Working data:
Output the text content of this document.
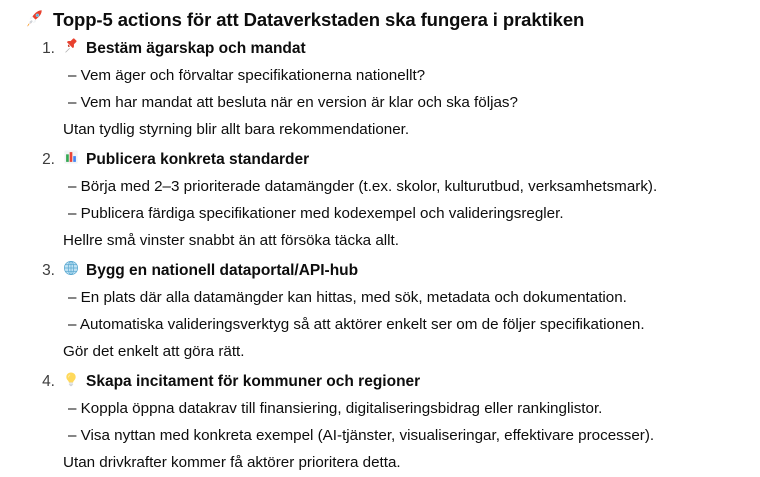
Topp-5 actions för att Dataverkstaden ska fungera i praktiken
1. Bestäm ägarskap och mandat
– Vem äger och förvaltar specifikationerna nationellt?
– Vem har mandat att besluta när en version är klar och ska följas?
Utan tydlig styrning blir allt bara rekommendationer.
2. Publicera konkreta standarder
– Börja med 2–3 prioriterade datamängder (t.ex. skolor, kulturutbud, verksamhetsmark).
– Publicera färdiga specifikationer med kodexempel och valideringsregler.
Hellre små vinster snabbt än att försöka täcka allt.
3. Bygg en nationell dataportal/API-hub
– En plats där alla datamängder kan hittas, med sök, metadata och dokumentation.
– Automatiska valideringsverktyg så att aktörer enkelt ser om de följer specifikationen.
Gör det enkelt att göra rätt.
4. Skapa incitament för kommuner och regioner
– Koppla öppna datakrav till finansiering, digitaliseringsbidrag eller rankinglistor.
– Visa nyttan med konkreta exempel (AI-tjänster, visualiseringar, effektivare processer).
Utan drivkrafter kommer få aktörer prioritera detta.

Given request: The pictures should not appear in the copy; every other part of the records above must be returned exactly.

Response:
Output the text content of this document.
Topp-5 actions för att Dataverkstaden ska fungera i praktiken
1. Bestäm ägarskap och mandat
– Vem äger och förvaltar specifikationerna nationellt?
– Vem har mandat att besluta när en version är klar och ska följas?
Utan tydlig styrning blir allt bara rekommendationer.
2. Publicera konkreta standarder
– Börja med 2–3 prioriterade datamängder (t.ex. skolor, kulturutbud, verksamhetsmark).
– Publicera färdiga specifikationer med kodexempel och valideringsregler.
Hellre små vinster snabbt än att försöka täcka allt.
3. Bygg en nationell dataportal/API-hub
– En plats där alla datamängder kan hittas, med sök, metadata och dokumentation.
– Automatiska valideringsverktyg så att aktörer enkelt ser om de följer specifikationen.
Gör det enkelt att göra rätt.
4. Skapa incitament för kommuner och regioner
– Koppla öppna datakrav till finansiering, digitaliseringsbidrag eller rankinglistor.
– Visa nyttan med konkreta exempel (AI-tjänster, visualiseringar, effektivare processer).
Utan drivkrafter kommer få aktörer prioritera detta.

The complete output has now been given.